SET PROBLEM: Collect every line that includes the string "基底标高".

** Start DATA TO PROCESS **

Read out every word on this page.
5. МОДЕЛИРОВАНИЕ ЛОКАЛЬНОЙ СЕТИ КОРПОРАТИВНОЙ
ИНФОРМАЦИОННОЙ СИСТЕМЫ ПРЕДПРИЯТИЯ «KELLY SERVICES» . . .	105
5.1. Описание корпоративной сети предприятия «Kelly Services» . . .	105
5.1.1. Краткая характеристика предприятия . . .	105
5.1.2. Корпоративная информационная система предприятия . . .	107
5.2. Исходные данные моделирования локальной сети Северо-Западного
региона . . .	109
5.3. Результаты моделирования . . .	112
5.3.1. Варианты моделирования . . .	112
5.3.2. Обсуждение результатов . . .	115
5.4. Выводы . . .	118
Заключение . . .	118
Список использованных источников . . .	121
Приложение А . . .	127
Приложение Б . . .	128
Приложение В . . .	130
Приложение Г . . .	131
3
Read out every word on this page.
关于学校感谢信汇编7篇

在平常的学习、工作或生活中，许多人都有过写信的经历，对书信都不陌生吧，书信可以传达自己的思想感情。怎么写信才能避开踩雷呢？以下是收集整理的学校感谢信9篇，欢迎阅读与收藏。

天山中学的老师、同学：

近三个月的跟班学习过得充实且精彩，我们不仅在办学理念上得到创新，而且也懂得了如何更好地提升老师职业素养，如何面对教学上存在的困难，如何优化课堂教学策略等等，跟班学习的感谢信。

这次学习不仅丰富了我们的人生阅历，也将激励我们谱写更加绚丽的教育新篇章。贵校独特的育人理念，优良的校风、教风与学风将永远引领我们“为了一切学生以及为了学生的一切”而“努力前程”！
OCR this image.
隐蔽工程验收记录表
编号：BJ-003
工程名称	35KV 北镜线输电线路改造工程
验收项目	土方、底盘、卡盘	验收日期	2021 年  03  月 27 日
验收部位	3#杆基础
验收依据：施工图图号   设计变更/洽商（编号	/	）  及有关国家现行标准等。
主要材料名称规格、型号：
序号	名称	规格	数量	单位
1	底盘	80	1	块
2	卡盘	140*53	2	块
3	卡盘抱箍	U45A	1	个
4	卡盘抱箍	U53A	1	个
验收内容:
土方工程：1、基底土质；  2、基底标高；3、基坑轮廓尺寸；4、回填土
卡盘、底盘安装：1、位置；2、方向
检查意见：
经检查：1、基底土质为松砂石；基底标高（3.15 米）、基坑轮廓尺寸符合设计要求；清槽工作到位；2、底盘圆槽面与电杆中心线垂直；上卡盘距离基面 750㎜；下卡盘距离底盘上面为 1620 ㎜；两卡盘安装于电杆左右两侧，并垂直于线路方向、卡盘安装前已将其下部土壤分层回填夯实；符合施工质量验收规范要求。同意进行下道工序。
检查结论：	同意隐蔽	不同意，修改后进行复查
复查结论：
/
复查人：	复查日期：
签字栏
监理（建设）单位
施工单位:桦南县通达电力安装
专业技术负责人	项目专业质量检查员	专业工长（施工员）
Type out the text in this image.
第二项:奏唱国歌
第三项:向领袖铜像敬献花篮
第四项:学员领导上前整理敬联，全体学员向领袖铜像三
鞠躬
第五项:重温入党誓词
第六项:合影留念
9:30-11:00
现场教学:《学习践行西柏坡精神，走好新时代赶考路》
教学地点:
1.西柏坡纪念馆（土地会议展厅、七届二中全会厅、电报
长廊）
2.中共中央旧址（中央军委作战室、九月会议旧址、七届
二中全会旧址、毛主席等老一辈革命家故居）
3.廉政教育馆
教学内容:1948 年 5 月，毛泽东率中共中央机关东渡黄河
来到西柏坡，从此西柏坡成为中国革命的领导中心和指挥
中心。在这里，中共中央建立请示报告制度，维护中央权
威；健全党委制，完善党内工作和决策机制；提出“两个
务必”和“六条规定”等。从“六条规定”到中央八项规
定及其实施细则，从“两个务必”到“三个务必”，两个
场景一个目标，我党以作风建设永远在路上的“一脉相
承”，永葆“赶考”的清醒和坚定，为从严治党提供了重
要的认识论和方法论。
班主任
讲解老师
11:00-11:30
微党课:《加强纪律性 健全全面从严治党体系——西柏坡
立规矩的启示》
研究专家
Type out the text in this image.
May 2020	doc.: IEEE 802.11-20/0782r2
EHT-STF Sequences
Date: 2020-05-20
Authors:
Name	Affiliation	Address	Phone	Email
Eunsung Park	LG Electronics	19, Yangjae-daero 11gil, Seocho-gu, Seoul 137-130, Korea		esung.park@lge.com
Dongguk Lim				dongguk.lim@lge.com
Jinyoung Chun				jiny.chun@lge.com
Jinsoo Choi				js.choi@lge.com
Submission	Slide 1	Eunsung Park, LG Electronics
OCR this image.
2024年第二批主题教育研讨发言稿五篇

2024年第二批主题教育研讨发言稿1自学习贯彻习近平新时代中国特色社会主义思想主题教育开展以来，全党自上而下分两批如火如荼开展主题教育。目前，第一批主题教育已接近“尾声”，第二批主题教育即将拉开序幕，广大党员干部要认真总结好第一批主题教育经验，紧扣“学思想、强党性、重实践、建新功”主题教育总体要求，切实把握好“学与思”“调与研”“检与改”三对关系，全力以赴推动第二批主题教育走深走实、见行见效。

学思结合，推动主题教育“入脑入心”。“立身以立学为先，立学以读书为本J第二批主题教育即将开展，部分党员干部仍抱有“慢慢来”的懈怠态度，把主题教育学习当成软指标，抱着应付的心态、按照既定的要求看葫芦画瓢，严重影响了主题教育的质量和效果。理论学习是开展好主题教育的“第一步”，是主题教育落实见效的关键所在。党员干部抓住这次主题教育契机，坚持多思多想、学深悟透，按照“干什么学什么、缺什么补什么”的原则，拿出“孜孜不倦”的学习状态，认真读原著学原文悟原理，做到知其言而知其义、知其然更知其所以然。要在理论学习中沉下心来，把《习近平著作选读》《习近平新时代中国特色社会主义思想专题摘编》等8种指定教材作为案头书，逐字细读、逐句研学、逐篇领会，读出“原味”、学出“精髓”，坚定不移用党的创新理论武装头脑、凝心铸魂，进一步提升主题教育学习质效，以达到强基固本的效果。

** End DATA TO PROCESS **

TASK OUTPUT:
土方工程：1、基底土质；  2、基底标高；3、基坑轮廓尺寸；4、回填土
经检查：1、基底土质为松砂石；基底标高（3.15 米）、基坑轮廓尺寸符合设计要求；清槽工作到位；2、底盘圆槽面与电杆中心线垂直；上卡盘距离基面 750㎜；下卡盘距离底盘上面为 1620 ㎜；两卡盘安装于电杆左右两侧，并垂直于线路方向、卡盘安装前已将其下部土壤分层回填夯实；符合施工质量验收规范要求。同意进行下道工序。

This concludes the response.